— start Exercise data —

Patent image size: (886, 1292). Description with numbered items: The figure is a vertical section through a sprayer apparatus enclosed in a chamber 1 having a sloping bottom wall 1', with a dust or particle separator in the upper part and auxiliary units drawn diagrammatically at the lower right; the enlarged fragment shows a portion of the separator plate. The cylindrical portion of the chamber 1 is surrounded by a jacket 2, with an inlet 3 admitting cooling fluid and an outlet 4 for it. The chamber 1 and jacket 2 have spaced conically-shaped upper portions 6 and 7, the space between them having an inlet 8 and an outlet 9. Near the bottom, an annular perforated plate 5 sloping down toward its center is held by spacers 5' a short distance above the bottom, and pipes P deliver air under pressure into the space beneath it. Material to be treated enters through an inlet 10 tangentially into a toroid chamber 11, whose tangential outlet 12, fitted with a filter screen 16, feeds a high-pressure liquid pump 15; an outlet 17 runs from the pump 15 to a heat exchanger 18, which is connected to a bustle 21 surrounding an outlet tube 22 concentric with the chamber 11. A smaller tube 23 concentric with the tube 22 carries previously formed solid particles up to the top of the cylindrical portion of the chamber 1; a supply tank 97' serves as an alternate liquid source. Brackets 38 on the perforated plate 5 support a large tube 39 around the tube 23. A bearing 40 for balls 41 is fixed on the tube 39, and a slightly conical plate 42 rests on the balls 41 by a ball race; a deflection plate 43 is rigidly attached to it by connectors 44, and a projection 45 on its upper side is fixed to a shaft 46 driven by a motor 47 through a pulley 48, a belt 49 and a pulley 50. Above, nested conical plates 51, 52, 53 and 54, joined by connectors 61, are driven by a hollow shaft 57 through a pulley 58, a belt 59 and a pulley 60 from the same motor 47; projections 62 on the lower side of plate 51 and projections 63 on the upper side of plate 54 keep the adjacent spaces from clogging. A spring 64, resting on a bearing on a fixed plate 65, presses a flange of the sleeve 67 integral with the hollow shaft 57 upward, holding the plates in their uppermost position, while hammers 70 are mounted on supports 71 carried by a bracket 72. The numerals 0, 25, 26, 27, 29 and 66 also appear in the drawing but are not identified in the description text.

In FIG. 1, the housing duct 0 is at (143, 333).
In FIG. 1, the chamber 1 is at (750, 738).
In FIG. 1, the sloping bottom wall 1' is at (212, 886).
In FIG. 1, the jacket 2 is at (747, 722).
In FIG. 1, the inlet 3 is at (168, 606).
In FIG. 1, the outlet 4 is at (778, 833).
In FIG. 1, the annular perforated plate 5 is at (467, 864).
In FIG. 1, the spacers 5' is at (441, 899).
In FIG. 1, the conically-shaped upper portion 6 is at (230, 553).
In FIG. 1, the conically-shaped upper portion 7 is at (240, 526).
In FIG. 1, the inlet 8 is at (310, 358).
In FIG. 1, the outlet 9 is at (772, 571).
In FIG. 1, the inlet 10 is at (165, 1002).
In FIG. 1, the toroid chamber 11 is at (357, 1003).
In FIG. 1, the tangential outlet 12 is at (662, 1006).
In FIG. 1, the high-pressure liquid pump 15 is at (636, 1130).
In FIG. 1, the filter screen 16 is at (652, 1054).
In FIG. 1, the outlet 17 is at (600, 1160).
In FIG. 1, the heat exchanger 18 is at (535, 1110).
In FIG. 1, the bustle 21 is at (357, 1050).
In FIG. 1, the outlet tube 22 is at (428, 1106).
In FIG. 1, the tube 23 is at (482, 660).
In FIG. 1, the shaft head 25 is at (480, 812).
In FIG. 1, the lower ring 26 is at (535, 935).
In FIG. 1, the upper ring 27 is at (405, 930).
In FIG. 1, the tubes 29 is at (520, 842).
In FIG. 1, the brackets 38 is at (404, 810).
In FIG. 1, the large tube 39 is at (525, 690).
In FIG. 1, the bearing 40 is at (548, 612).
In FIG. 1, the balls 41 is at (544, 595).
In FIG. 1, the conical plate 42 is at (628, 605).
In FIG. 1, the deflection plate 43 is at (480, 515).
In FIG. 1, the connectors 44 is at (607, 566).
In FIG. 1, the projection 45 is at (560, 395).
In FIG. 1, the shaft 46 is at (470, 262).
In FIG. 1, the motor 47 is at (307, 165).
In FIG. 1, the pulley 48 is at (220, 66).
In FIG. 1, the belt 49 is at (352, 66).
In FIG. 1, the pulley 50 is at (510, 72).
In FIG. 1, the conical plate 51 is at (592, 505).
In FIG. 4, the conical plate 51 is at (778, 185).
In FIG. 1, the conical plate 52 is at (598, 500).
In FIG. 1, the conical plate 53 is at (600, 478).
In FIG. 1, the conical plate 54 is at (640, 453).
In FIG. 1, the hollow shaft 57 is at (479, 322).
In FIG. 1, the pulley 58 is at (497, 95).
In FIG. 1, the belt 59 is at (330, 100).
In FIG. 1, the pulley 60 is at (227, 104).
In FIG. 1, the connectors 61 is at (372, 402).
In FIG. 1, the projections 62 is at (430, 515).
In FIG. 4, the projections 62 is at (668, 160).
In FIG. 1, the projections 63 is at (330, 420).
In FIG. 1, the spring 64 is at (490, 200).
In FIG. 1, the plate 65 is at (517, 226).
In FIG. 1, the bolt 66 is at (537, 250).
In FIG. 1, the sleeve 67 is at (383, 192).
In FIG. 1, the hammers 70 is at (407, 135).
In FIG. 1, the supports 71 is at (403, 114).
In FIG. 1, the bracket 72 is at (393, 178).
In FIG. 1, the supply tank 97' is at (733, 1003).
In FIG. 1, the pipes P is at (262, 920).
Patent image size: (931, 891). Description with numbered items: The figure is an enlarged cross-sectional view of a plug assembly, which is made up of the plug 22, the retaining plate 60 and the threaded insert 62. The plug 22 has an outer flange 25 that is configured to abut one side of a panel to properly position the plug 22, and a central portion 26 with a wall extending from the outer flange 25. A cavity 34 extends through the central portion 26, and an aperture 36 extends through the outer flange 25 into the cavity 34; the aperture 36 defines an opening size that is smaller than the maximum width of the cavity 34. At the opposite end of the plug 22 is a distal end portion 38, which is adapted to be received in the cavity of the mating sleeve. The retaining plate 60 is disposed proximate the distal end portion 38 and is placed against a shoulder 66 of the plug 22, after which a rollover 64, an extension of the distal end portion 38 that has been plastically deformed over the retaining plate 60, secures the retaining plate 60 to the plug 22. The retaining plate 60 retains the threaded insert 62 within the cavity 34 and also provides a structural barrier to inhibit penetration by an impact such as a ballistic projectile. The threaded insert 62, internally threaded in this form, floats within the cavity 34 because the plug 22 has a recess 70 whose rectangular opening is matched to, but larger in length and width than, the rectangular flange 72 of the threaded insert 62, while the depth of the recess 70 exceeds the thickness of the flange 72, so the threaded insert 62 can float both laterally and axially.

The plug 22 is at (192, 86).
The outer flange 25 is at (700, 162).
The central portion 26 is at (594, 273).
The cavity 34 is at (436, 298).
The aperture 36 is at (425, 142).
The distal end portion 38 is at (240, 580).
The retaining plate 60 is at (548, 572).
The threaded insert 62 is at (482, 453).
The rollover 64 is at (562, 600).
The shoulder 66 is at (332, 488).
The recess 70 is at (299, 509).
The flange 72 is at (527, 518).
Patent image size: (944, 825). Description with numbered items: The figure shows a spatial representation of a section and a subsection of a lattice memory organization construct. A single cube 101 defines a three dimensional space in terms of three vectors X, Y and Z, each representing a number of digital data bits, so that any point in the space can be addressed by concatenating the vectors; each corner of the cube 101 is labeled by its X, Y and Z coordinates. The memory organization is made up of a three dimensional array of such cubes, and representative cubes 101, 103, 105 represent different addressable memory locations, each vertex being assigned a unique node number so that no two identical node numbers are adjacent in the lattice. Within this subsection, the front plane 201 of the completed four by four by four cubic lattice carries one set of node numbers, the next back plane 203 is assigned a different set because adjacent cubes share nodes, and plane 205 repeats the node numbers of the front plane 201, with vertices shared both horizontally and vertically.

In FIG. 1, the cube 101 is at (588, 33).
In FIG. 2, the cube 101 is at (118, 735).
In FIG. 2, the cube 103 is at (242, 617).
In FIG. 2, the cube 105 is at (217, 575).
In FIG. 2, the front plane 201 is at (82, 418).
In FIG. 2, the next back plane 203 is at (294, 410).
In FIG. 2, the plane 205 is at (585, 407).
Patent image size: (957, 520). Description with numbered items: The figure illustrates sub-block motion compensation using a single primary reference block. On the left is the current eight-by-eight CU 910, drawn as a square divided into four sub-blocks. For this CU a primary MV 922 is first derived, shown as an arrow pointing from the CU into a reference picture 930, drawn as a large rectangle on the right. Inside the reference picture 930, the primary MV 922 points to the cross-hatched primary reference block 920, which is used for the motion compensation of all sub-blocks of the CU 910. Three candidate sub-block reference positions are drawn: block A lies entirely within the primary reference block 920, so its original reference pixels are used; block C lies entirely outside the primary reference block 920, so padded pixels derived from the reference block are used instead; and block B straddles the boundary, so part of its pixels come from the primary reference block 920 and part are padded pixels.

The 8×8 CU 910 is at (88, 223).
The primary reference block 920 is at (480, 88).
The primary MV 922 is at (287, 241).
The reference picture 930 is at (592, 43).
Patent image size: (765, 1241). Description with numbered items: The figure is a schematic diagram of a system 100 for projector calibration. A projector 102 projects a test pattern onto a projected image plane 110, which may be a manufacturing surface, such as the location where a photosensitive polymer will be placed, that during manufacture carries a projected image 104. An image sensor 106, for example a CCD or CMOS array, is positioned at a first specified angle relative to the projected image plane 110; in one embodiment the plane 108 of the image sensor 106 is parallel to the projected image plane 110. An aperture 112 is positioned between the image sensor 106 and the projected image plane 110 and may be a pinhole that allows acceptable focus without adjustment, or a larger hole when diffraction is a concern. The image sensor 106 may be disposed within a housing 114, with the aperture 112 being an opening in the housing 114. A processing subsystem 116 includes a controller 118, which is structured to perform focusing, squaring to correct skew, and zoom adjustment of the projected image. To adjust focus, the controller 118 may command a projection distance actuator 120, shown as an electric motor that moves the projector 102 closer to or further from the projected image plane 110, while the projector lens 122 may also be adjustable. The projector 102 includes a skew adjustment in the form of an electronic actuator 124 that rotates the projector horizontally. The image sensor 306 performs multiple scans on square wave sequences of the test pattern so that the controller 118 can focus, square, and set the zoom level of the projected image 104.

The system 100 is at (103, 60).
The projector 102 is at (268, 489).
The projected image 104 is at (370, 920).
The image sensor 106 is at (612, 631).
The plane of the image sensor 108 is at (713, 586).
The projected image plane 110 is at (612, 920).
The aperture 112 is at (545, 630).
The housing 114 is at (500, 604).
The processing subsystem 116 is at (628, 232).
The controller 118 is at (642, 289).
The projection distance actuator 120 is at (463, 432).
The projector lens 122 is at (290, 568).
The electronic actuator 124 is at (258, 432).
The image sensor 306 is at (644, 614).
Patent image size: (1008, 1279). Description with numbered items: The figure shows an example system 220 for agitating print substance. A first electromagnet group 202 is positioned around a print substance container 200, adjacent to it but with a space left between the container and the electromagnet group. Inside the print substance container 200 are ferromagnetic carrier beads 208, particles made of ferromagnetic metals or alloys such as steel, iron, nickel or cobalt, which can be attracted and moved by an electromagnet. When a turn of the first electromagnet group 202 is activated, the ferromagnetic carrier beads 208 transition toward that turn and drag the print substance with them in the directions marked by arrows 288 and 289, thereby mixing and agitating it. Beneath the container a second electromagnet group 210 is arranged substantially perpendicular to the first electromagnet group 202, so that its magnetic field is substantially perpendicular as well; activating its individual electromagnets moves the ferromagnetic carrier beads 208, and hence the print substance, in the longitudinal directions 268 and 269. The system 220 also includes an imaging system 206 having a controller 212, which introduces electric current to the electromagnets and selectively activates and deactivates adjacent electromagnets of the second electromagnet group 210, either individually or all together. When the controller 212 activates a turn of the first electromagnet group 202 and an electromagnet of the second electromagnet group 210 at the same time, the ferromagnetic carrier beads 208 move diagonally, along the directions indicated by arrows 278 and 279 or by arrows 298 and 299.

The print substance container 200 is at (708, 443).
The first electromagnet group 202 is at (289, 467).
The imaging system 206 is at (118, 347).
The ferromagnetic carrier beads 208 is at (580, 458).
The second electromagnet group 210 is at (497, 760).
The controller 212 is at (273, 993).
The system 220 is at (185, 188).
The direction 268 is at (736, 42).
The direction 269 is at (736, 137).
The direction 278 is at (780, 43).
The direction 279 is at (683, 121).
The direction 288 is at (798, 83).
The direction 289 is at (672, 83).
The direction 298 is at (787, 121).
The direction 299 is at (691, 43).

— end Exercise data —

• _What is needed_: Rewrite the stretch of lines from the one containing "Patent image size: (957, 520)." through the one containing "The reference picture 930 is at (592, 43).", putting "depicts" in place of "illustrates" and keeping everything else the same.

• _Final result_:
Patent image size: (957, 520). Description with numbered items: The figure depicts sub-block motion compensation using a single primary reference block. On the left is the current eight-by-eight CU 910, drawn as a square divided into four sub-blocks. For this CU a primary MV 922 is first derived, shown as an arrow pointing from the CU into a reference picture 930, drawn as a large rectangle on the right. Inside the reference picture 930, the primary MV 922 points to the cross-hatched primary reference block 920, which is used for the motion compensation of all sub-blocks of the CU 910. Three candidate sub-block reference positions are drawn: block A lies entirely within the primary reference block 920, so its original reference pixels are used; block C lies entirely outside the primary reference block 920, so padded pixels derived from the reference block are used instead; and block B straddles the boundary, so part of its pixels come from the primary reference block 920 and part are padded pixels.

The 8×8 CU 910 is at (88, 223).
The primary reference block 920 is at (480, 88).
The primary MV 922 is at (287, 241).
The reference picture 930 is at (592, 43).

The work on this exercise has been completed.